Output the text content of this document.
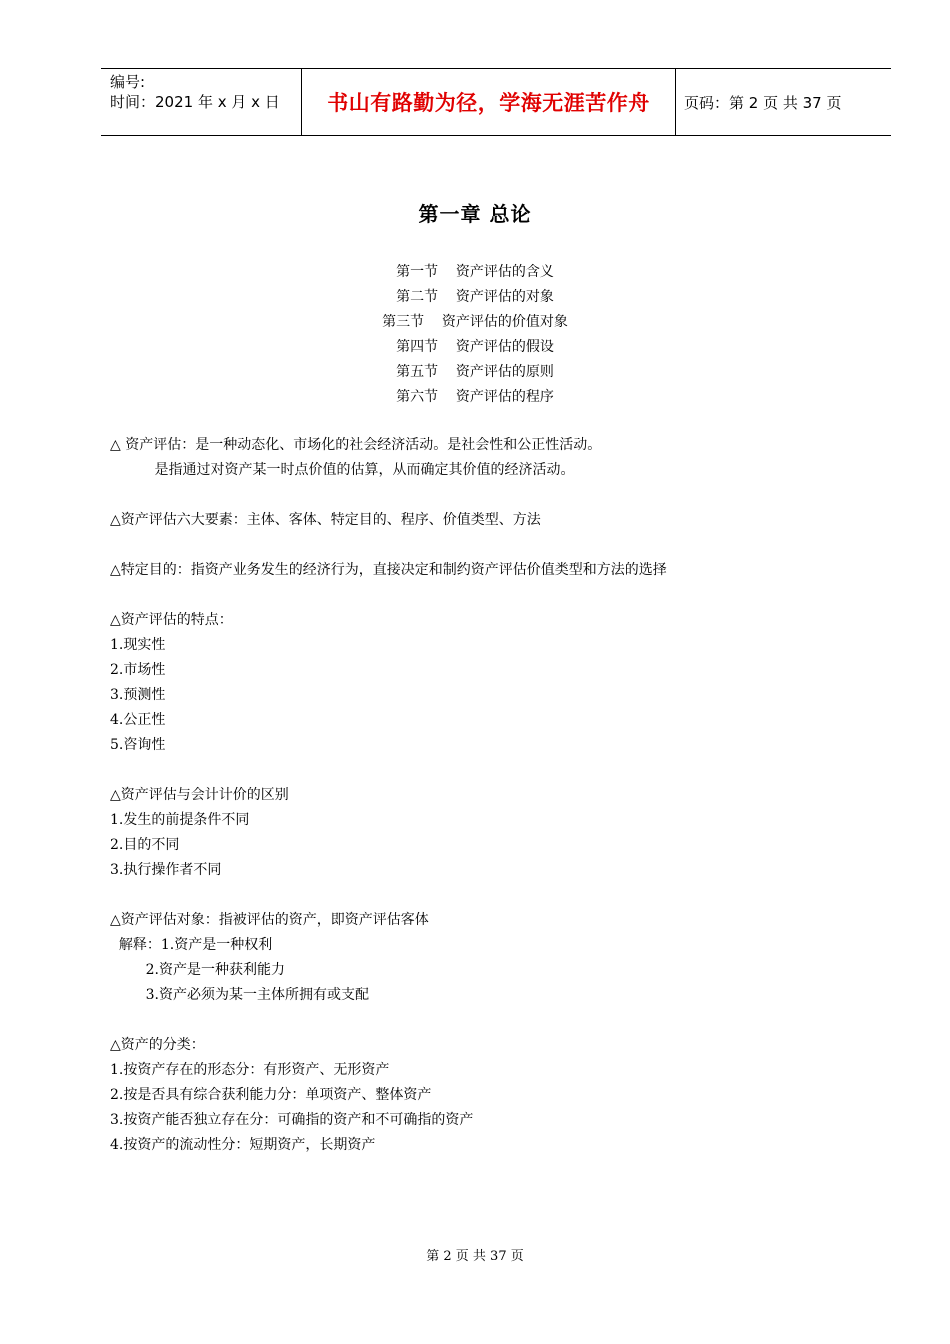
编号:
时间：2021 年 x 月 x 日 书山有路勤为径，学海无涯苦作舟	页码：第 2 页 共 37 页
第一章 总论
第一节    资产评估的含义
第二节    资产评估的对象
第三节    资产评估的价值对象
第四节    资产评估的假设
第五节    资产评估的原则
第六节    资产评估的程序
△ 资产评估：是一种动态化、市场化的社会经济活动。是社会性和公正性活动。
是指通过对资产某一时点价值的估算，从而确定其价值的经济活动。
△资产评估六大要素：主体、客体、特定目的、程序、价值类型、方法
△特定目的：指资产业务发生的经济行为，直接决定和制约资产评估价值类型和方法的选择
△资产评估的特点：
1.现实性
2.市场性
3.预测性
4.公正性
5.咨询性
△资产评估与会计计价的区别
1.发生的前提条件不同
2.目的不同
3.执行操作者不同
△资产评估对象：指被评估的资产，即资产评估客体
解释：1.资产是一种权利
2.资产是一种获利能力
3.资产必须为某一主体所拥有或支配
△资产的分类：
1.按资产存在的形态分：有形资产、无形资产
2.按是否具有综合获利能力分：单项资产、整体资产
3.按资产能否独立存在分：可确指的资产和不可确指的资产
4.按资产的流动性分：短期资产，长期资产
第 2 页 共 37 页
---
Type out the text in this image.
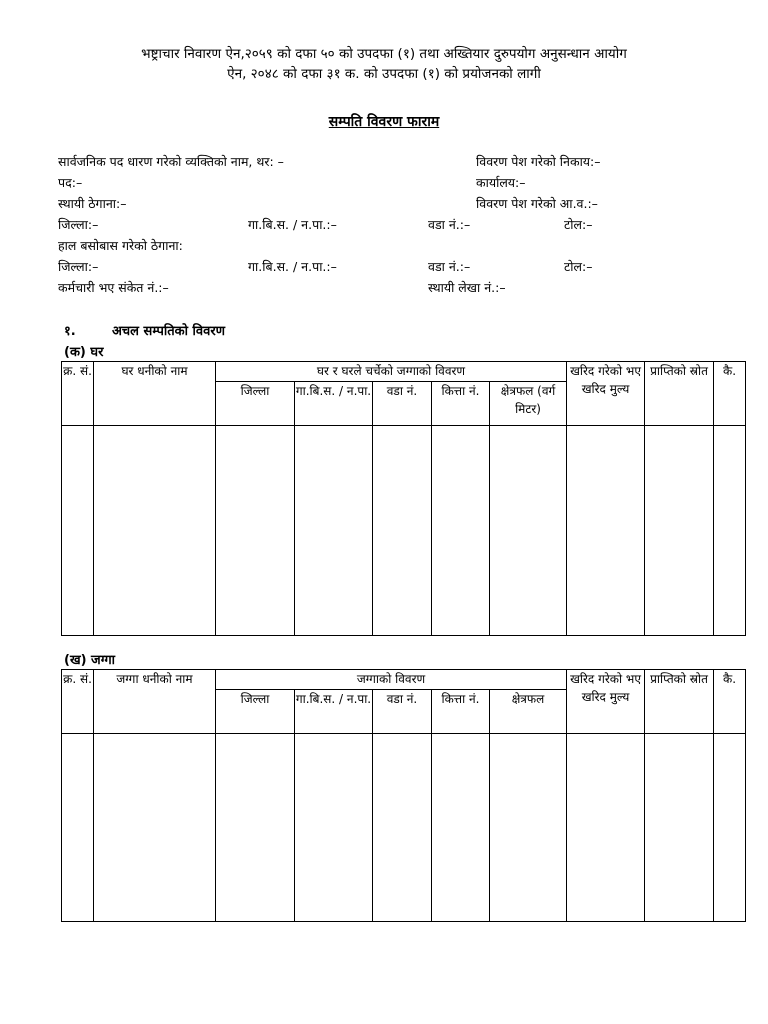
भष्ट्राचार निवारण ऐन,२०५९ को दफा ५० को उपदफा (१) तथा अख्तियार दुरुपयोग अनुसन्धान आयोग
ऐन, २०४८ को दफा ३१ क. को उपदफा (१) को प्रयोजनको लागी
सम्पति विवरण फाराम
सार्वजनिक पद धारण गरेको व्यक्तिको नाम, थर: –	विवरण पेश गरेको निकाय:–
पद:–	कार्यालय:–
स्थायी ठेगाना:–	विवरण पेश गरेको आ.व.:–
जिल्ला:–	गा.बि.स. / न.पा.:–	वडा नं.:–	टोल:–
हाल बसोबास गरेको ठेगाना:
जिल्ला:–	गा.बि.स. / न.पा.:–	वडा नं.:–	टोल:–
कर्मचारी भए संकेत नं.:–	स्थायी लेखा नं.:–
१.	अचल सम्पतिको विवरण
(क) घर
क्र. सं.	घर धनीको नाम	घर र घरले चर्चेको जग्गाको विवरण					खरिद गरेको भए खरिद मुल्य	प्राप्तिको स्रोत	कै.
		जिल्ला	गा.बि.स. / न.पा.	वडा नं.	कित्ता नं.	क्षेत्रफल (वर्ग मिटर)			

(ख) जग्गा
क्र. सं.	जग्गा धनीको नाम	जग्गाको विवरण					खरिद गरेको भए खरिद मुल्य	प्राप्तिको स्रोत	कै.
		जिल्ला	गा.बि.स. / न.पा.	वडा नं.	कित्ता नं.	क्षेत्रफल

• SET EXERCISE: Each line that has the word "特定目的" should be copied.

• THE RESULT:
△资产评估六大要素：主体、客体、特定目的、程序、价值类型、方法
△特定目的：指资产业务发生的经济行为，直接决定和制约资产评估价值类型和方法的选择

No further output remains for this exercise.